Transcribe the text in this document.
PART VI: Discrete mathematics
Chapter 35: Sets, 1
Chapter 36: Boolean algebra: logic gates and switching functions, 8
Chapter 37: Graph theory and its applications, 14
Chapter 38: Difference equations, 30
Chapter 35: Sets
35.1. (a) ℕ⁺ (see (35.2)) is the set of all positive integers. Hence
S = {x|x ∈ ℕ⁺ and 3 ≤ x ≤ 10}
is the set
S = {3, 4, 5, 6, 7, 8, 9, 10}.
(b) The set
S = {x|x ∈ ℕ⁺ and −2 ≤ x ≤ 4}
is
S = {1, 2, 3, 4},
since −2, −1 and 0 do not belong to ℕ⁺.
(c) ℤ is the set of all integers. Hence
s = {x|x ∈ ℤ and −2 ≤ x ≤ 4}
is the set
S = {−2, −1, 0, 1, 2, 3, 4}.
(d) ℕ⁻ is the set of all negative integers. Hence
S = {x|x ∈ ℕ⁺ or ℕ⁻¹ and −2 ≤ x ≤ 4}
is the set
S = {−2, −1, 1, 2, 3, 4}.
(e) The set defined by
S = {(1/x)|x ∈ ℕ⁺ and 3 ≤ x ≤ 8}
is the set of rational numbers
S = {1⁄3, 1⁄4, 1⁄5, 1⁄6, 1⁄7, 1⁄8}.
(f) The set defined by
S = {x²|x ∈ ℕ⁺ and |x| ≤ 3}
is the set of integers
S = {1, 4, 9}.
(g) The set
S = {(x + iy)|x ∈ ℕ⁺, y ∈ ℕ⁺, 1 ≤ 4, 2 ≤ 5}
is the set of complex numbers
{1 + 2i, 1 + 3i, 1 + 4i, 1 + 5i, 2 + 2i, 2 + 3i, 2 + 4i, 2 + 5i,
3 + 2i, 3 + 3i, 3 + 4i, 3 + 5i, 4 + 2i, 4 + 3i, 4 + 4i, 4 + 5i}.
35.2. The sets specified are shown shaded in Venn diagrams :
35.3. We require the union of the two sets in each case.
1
------------
> _GOAL_
Write down the full listing again, exactly.

> _FINAL ANSWER_
Transcribe the text in this document.
PART VI: Discrete mathematics
Chapter 35: Sets, 1
Chapter 36: Boolean algebra: logic gates and switching functions, 8
Chapter 37: Graph theory and its applications, 14
Chapter 38: Difference equations, 30
Chapter 35: Sets
35.1. (a) ℕ⁺ (see (35.2)) is the set of all positive integers. Hence
S = {x|x ∈ ℕ⁺ and 3 ≤ x ≤ 10}
is the set
S = {3, 4, 5, 6, 7, 8, 9, 10}.
(b) The set
S = {x|x ∈ ℕ⁺ and −2 ≤ x ≤ 4}
is
S = {1, 2, 3, 4},
since −2, −1 and 0 do not belong to ℕ⁺.
(c) ℤ is the set of all integers. Hence
s = {x|x ∈ ℤ and −2 ≤ x ≤ 4}
is the set
S = {−2, −1, 0, 1, 2, 3, 4}.
(d) ℕ⁻ is the set of all negative integers. Hence
S = {x|x ∈ ℕ⁺ or ℕ⁻¹ and −2 ≤ x ≤ 4}
is the set
S = {−2, −1, 1, 2, 3, 4}.
(e) The set defined by
S = {(1/x)|x ∈ ℕ⁺ and 3 ≤ x ≤ 8}
is the set of rational numbers
S = {1⁄3, 1⁄4, 1⁄5, 1⁄6, 1⁄7, 1⁄8}.
(f) The set defined by
S = {x²|x ∈ ℕ⁺ and |x| ≤ 3}
is the set of integers
S = {1, 4, 9}.
(g) The set
S = {(x + iy)|x ∈ ℕ⁺, y ∈ ℕ⁺, 1 ≤ 4, 2 ≤ 5}
is the set of complex numbers
{1 + 2i, 1 + 3i, 1 + 4i, 1 + 5i, 2 + 2i, 2 + 3i, 2 + 4i, 2 + 5i,
3 + 2i, 3 + 3i, 3 + 4i, 3 + 5i, 4 + 2i, 4 + 3i, 4 + 4i, 4 + 5i}.
35.2. The sets specified are shown shaded in Venn diagrams :
35.3. We require the union of the two sets in each case.
1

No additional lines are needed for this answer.